Dataset records
——
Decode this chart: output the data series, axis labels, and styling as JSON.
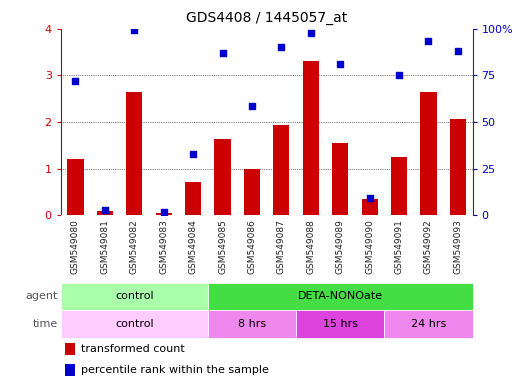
{
  "title": "GDS4408 / 1445057_at",
  "samples": [
    "GSM549080",
    "GSM549081",
    "GSM549082",
    "GSM549083",
    "GSM549084",
    "GSM549085",
    "GSM549086",
    "GSM549087",
    "GSM549088",
    "GSM549089",
    "GSM549090",
    "GSM549091",
    "GSM549092",
    "GSM549093"
  ],
  "bar_values": [
    1.2,
    0.1,
    2.65,
    0.05,
    0.72,
    1.63,
    1.0,
    1.93,
    3.32,
    1.55,
    0.35,
    1.25,
    2.65,
    2.07
  ],
  "dot_values": [
    72,
    3,
    99.5,
    1.75,
    33,
    87,
    58.75,
    90.5,
    97.5,
    81.25,
    9.5,
    75.5,
    93.25,
    88
  ],
  "bar_color": "#cc0000",
  "dot_color": "#0000cc",
  "ylim_left": [
    0,
    4
  ],
  "ylim_right": [
    0,
    100
  ],
  "yticks_left": [
    0,
    1,
    2,
    3,
    4
  ],
  "yticks_right": [
    0,
    25,
    50,
    75,
    100
  ],
  "agent_groups": [
    {
      "label": "control",
      "start": 0,
      "end": 5,
      "color": "#aaffaa"
    },
    {
      "label": "DETA-NONOate",
      "start": 5,
      "end": 14,
      "color": "#44dd44"
    }
  ],
  "time_groups": [
    {
      "label": "control",
      "start": 0,
      "end": 5,
      "color": "#ffccff"
    },
    {
      "label": "8 hrs",
      "start": 5,
      "end": 8,
      "color": "#ee88ee"
    },
    {
      "label": "15 hrs",
      "start": 8,
      "end": 11,
      "color": "#dd44dd"
    },
    {
      "label": "24 hrs",
      "start": 11,
      "end": 14,
      "color": "#ee88ee"
    }
  ],
  "legend_bar_label": "transformed count",
  "legend_dot_label": "percentile rank within the sample",
  "agent_label": "agent",
  "time_label": "time",
  "xtick_bg_color": "#cccccc",
  "background_color": "#ffffff"
}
——
▶ Given exercise: Leave the pictures out, and transcribe each of the records exactly.

▶ Answer to the task:
Decode this chart: output the data series, axis labels, and styling as JSON.
{
  "title": "GDS4408 / 1445057_at",
  "samples": [
    "GSM549080",
    "GSM549081",
    "GSM549082",
    "GSM549083",
    "GSM549084",
    "GSM549085",
    "GSM549086",
    "GSM549087",
    "GSM549088",
    "GSM549089",
    "GSM549090",
    "GSM549091",
    "GSM549092",
    "GSM549093"
  ],
  "bar_values": [
    1.2,
    0.1,
    2.65,
    0.05,
    0.72,
    1.63,
    1.0,
    1.93,
    3.32,
    1.55,
    0.35,
    1.25,
    2.65,
    2.07
  ],
  "dot_values": [
    72,
    3,
    99.5,
    1.75,
    33,
    87,
    58.75,
    90.5,
    97.5,
    81.25,
    9.5,
    75.5,
    93.25,
    88
  ],
  "bar_color": "#cc0000",
  "dot_color": "#0000cc",
  "ylim_left": [
    0,
    4
  ],
  "ylim_right": [
    0,
    100
  ],
  "yticks_left": [
    0,
    1,
    2,
    3,
    4
  ],
  "yticks_right": [
    0,
    25,
    50,
    75,
    100
  ],
  "agent_groups": [
    {
      "label": "control",
      "start": 0,
      "end": 5,
      "color": "#aaffaa"
    },
    {
      "label": "DETA-NONOate",
      "start": 5,
      "end": 14,
      "color": "#44dd44"
    }
  ],
  "time_groups": [
    {
      "label": "control",
      "start": 0,
      "end": 5,
      "color": "#ffccff"
    },
    {
      "label": "8 hrs",
      "start": 5,
      "end": 8,
      "color": "#ee88ee"
    },
    {
      "label": "15 hrs",
      "start": 8,
      "end": 11,
      "color": "#dd44dd"
    },
    {
      "label": "24 hrs",
      "start": 11,
      "end": 14,
      "color": "#ee88ee"
    }
  ],
  "legend_bar_label": "transformed count",
  "legend_dot_label": "percentile rank within the sample",
  "agent_label": "agent",
  "time_label": "time",
  "xtick_bg_color": "#cccccc",
  "background_color": "#ffffff"
}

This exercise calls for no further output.